▸ Directions: Which lines hold the word "name"? Copy each of them.

▸ Data rows:

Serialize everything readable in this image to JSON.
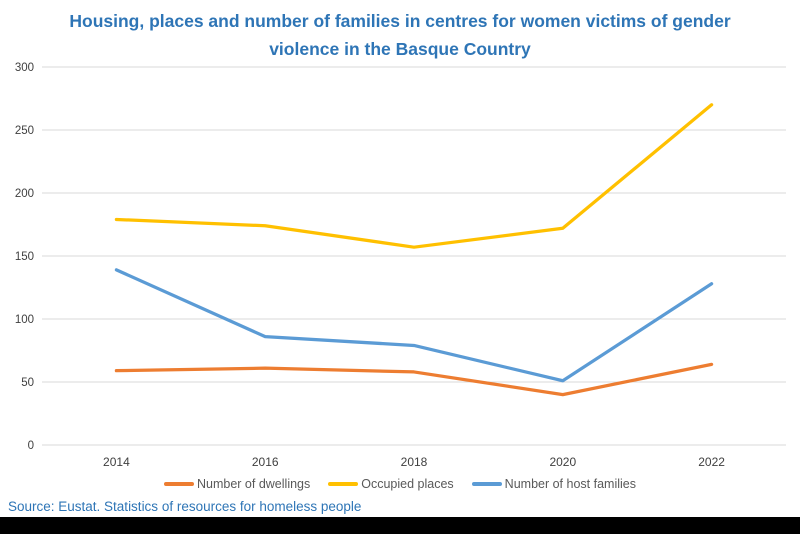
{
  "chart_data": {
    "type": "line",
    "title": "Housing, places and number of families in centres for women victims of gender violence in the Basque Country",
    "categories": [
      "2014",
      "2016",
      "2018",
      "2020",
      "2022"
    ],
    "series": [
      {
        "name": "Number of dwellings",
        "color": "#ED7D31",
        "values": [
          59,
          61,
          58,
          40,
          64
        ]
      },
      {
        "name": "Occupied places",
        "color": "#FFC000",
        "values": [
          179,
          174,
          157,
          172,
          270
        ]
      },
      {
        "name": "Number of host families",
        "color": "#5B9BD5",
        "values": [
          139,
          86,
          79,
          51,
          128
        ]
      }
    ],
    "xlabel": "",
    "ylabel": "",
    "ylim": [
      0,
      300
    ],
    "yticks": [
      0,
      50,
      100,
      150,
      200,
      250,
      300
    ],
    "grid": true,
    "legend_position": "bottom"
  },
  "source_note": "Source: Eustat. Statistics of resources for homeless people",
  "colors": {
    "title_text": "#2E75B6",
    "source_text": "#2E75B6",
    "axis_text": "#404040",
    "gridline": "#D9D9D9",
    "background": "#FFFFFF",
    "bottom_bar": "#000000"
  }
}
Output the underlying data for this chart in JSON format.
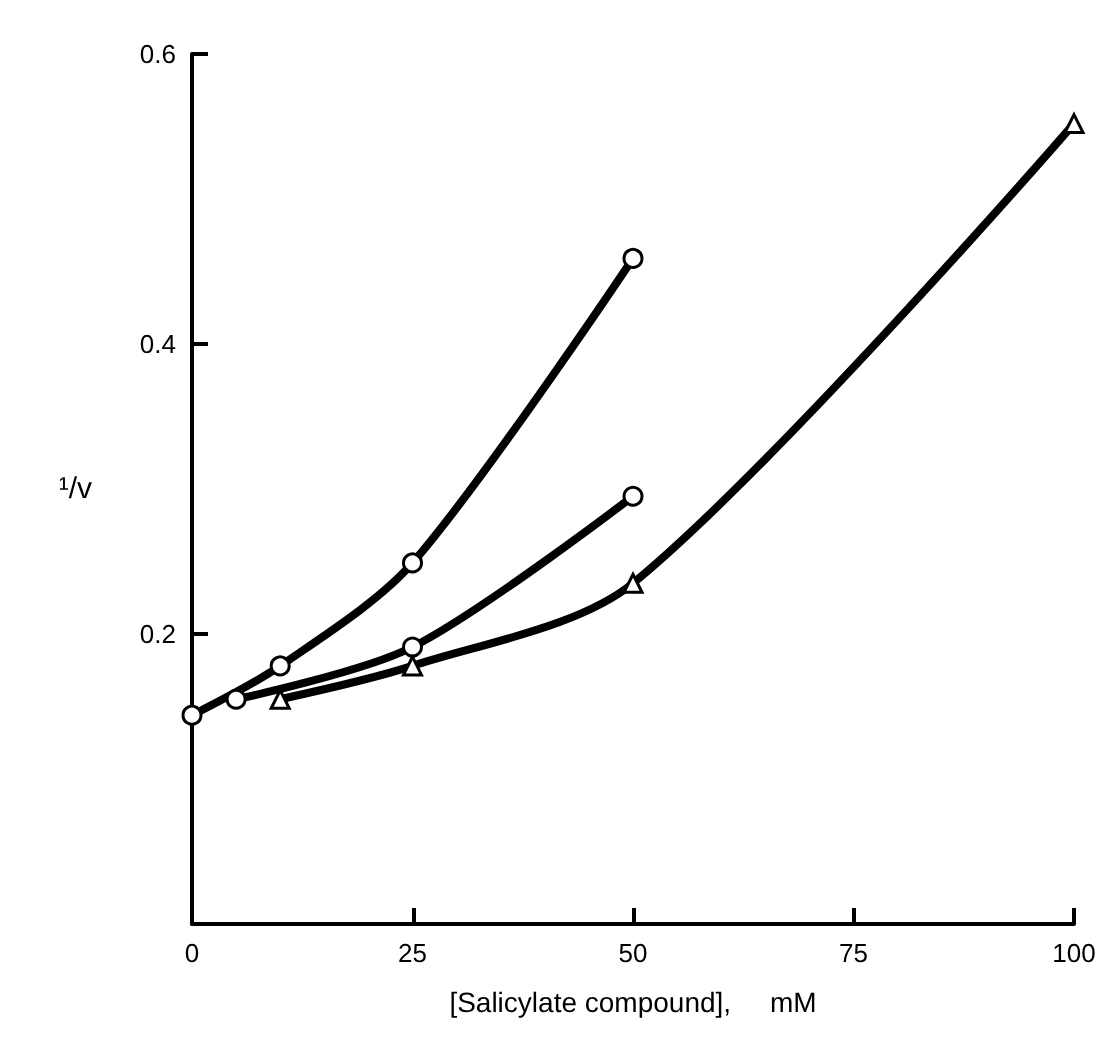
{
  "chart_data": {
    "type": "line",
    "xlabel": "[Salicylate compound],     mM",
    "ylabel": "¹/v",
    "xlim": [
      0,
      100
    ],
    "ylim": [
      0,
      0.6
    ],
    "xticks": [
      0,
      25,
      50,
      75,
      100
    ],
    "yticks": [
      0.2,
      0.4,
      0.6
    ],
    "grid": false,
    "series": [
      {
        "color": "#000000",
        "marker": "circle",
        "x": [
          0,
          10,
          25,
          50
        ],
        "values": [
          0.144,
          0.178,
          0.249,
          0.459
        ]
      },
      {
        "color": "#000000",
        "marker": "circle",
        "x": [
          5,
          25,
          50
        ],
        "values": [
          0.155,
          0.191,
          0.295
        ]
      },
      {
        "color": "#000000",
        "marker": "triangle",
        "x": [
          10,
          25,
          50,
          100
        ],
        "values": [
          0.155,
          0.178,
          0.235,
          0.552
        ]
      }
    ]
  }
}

▸ Result:
        "name": "Number of dwellings",
        "name": "Occupied places",
        "name": "Number of host families",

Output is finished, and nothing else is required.